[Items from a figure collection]
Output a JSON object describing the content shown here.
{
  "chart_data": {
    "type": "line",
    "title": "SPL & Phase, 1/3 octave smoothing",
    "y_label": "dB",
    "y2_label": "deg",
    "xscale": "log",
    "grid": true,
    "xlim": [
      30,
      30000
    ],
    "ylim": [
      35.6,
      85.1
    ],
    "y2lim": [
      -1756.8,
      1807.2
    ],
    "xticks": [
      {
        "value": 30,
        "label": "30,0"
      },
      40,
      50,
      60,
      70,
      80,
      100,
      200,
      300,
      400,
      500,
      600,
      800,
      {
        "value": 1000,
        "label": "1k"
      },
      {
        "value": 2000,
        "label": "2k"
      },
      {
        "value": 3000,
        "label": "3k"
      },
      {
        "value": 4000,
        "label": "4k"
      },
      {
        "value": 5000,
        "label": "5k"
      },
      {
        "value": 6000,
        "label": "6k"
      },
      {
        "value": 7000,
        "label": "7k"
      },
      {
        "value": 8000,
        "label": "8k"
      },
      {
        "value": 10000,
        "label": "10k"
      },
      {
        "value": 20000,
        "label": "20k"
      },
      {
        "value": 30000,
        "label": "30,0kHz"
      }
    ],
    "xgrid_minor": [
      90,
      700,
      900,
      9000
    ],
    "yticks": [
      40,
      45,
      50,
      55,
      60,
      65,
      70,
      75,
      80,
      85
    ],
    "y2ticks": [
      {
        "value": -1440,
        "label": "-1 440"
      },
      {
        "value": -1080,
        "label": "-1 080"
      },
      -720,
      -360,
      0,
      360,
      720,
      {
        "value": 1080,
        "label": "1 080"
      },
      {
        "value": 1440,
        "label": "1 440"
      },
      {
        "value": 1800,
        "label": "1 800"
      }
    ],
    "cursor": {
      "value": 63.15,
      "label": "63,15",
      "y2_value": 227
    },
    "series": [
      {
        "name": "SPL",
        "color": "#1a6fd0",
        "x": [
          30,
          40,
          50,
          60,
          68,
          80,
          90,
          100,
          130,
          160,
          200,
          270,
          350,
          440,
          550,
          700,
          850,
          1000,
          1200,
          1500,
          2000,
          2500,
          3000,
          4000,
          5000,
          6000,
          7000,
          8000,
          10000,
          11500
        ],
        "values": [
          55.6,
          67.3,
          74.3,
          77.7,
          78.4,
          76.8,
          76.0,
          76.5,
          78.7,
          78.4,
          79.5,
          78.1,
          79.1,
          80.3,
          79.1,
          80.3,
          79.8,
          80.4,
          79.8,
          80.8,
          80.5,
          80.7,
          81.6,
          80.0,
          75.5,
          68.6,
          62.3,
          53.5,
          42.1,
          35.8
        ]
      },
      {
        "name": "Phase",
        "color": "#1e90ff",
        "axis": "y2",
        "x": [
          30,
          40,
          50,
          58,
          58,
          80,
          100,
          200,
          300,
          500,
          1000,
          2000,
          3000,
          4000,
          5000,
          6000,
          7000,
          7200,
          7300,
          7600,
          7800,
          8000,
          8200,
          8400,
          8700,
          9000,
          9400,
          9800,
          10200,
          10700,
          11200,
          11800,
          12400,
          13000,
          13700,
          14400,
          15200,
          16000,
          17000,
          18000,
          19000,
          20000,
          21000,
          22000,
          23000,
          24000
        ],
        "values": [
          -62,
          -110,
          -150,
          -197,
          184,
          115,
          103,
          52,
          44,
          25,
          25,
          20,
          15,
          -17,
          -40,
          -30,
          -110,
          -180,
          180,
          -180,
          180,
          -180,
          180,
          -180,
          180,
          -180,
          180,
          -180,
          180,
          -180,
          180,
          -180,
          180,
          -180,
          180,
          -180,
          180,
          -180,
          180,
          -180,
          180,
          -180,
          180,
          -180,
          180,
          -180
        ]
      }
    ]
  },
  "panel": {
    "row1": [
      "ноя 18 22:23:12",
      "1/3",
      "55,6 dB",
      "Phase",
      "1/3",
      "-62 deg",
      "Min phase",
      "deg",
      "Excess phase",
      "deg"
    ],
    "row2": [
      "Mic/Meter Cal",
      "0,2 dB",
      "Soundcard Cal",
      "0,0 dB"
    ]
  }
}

- **TASK STATEMENT**: Your task is to retype all the records above with nothing left out.

- **RESULT OF THE EXERCISE**:
Output a JSON object describing the content shown here.
{
  "chart_data": {
    "type": "line",
    "title": "SPL & Phase, 1/3 octave smoothing",
    "y_label": "dB",
    "y2_label": "deg",
    "xscale": "log",
    "grid": true,
    "xlim": [
      30,
      30000
    ],
    "ylim": [
      35.6,
      85.1
    ],
    "y2lim": [
      -1756.8,
      1807.2
    ],
    "xticks": [
      {
        "value": 30,
        "label": "30,0"
      },
      40,
      50,
      60,
      70,
      80,
      100,
      200,
      300,
      400,
      500,
      600,
      800,
      {
        "value": 1000,
        "label": "1k"
      },
      {
        "value": 2000,
        "label": "2k"
      },
      {
        "value": 3000,
        "label": "3k"
      },
      {
        "value": 4000,
        "label": "4k"
      },
      {
        "value": 5000,
        "label": "5k"
      },
      {
        "value": 6000,
        "label": "6k"
      },
      {
        "value": 7000,
        "label": "7k"
      },
      {
        "value": 8000,
        "label": "8k"
      },
      {
        "value": 10000,
        "label": "10k"
      },
      {
        "value": 20000,
        "label": "20k"
      },
      {
        "value": 30000,
        "label": "30,0kHz"
      }
    ],
    "xgrid_minor": [
      90,
      700,
      900,
      9000
    ],
    "yticks": [
      40,
      45,
      50,
      55,
      60,
      65,
      70,
      75,
      80,
      85
    ],
    "y2ticks": [
      {
        "value": -1440,
        "label": "-1 440"
      },
      {
        "value": -1080,
        "label": "-1 080"
      },
      -720,
      -360,
      0,
      360,
      720,
      {
        "value": 1080,
        "label": "1 080"
      },
      {
        "value": 1440,
        "label": "1 440"
      },
      {
        "value": 1800,
        "label": "1 800"
      }
    ],
    "cursor": {
      "value": 63.15,
      "label": "63,15",
      "y2_value": 227
    },
    "series": [
      {
        "name": "SPL",
        "color": "#1a6fd0",
        "x": [
          30,
          40,
          50,
          60,
          68,
          80,
          90,
          100,
          130,
          160,
          200,
          270,
          350,
          440,
          550,
          700,
          850,
          1000,
          1200,
          1500,
          2000,
          2500,
          3000,
          4000,
          5000,
          6000,
          7000,
          8000,
          10000,
          11500
        ],
        "values": [
          55.6,
          67.3,
          74.3,
          77.7,
          78.4,
          76.8,
          76.0,
          76.5,
          78.7,
          78.4,
          79.5,
          78.1,
          79.1,
          80.3,
          79.1,
          80.3,
          79.8,
          80.4,
          79.8,
          80.8,
          80.5,
          80.7,
          81.6,
          80.0,
          75.5,
          68.6,
          62.3,
          53.5,
          42.1,
          35.8
        ]
      },
      {
        "name": "Phase",
        "color": "#1e90ff",
        "axis": "y2",
        "x": [
          30,
          40,
          50,
          58,
          58,
          80,
          100,
          200,
          300,
          500,
          1000,
          2000,
          3000,
          4000,
          5000,
          6000,
          7000,
          7200,
          7300,
          7600,
          7800,
          8000,
          8200,
          8400,
          8700,
          9000,
          9400,
          9800,
          10200,
          10700,
          11200,
          11800,
          12400,
          13000,
          13700,
          14400,
          15200,
          16000,
          17000,
          18000,
          19000,
          20000,
          21000,
          22000,
          23000,
          24000
        ],
        "values": [
          -62,
          -110,
          -150,
          -197,
          184,
          115,
          103,
          52,
          44,
          25,
          25,
          20,
          15,
          -17,
          -40,
          -30,
          -110,
          -180,
          180,
          -180,
          180,
          -180,
          180,
          -180,
          180,
          -180,
          180,
          -180,
          180,
          -180,
          180,
          -180,
          180,
          -180,
          180,
          -180,
          180,
          -180,
          180,
          -180,
          180,
          -180,
          180,
          -180,
          180,
          -180
        ]
      }
    ]
  },
  "panel": {
    "row1": [
      "ноя 18 22:23:12",
      "1/3",
      "55,6 dB",
      "Phase",
      "1/3",
      "-62 deg",
      "Min phase",
      "deg",
      "Excess phase",
      "deg"
    ],
    "row2": [
      "Mic/Meter Cal",
      "0,2 dB",
      "Soundcard Cal",
      "0,0 dB"
    ]
  }
}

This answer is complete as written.